* _MATERIAL SUPPLIED_

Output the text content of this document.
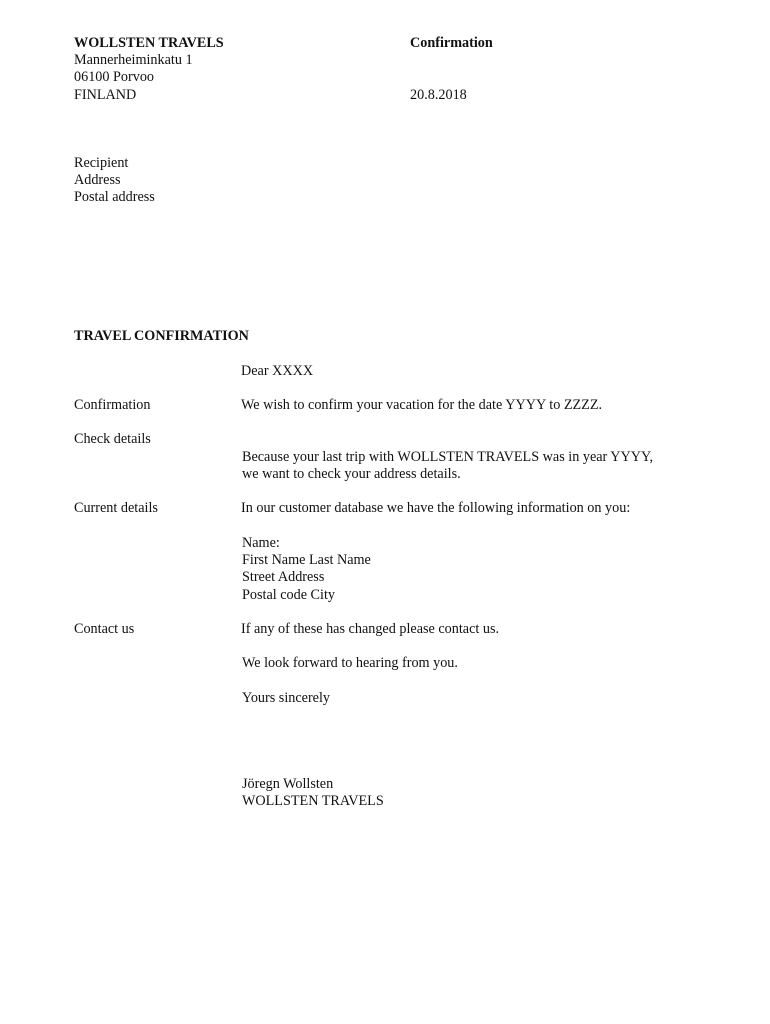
WOLLSTEN TRAVELS
Mannerheiminkatu 1
06100 Porvoo
FINLAND
Confirmation
20.8.2018
Recipient
Address
Postal address
TRAVEL CONFIRMATION
Dear XXXX
Confirmation	We wish to confirm your vacation for the date YYYY to ZZZZ.
Check details
Because your last trip with WOLLSTEN TRAVELS was in year YYYY,
we want to check your address details.
Current details	In our customer database we have the following information on you:
Name:
First Name Last Name
Street Address
Postal code City
Contact us	If any of these has changed please contact us.
We look forward to hearing from you.
Yours sincerely
Jöregn Wollsten
WOLLSTEN TRAVELS
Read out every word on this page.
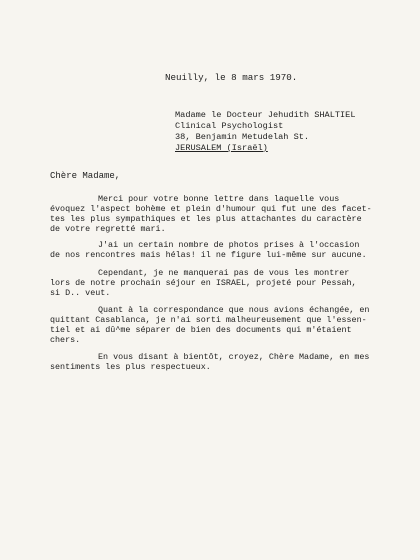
Neuilly, le 8 mars 1970.
Madame le Docteur Jehudith SHALTIEL
Clinical Psychologist
38, Benjamin Metudelah St.
JERUSALEM (Israël)
Chère Madame,
Merci pour votre bonne lettre dans laquelle vous
évoquez l'aspect bohème et plein d'humour qui fut une des facet-
tes les plus sympathiques et les plus attachantes du caractère
de votre regretté mari.
J'ai un certain nombre de photos prises à l'occasion
de nos rencontres mais hélas! il ne figure lui-même sur aucune.
Cependant, je ne manquerai pas de vous les montrer
lors de notre prochain séjour en ISRAEL, projeté pour Pessah,
si D.. veut.
Quant à la correspondance que nous avions échangée, en
quittant Casablanca, je n'ai sorti malheureusement que l'essen-
tiel et ai dû^me séparer de bien des documents qui m'étaient
chers.
En vous disant à bientôt, croyez, Chère Madame, en mes
sentiments les plus respectueux.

* _DIRECTIONS FOR THIS TASK_
Without including the pictures, return each record above exactly as it stands.

* _TASK OUTPUT_
Output the text content of this document.
WOLLSTEN TRAVELS
Mannerheiminkatu 1
06100 Porvoo
FINLAND
Confirmation
20.8.2018
Recipient
Address
Postal address
TRAVEL CONFIRMATION
Dear XXXX
Confirmation	We wish to confirm your vacation for the date YYYY to ZZZZ.
Check details
Because your last trip with WOLLSTEN TRAVELS was in year YYYY,
we want to check your address details.
Current details	In our customer database we have the following information on you:
Name:
First Name Last Name
Street Address
Postal code City
Contact us	If any of these has changed please contact us.
We look forward to hearing from you.
Yours sincerely
Jöregn Wollsten
WOLLSTEN TRAVELS
Read out every word on this page.
Neuilly, le 8 mars 1970.
Madame le Docteur Jehudith SHALTIEL
Clinical Psychologist
38, Benjamin Metudelah St.
JERUSALEM (Israël)
Chère Madame,
Merci pour votre bonne lettre dans laquelle vous
évoquez l'aspect bohème et plein d'humour qui fut une des facet-
tes les plus sympathiques et les plus attachantes du caractère
de votre regretté mari.
J'ai un certain nombre de photos prises à l'occasion
de nos rencontres mais hélas! il ne figure lui-même sur aucune.
Cependant, je ne manquerai pas de vous les montrer
lors de notre prochain séjour en ISRAEL, projeté pour Pessah,
si D.. veut.
Quant à la correspondance que nous avions échangée, en
quittant Casablanca, je n'ai sorti malheureusement que l'essen-
tiel et ai dû^me séparer de bien des documents qui m'étaient
chers.
En vous disant à bientôt, croyez, Chère Madame, en mes
sentiments les plus respectueux.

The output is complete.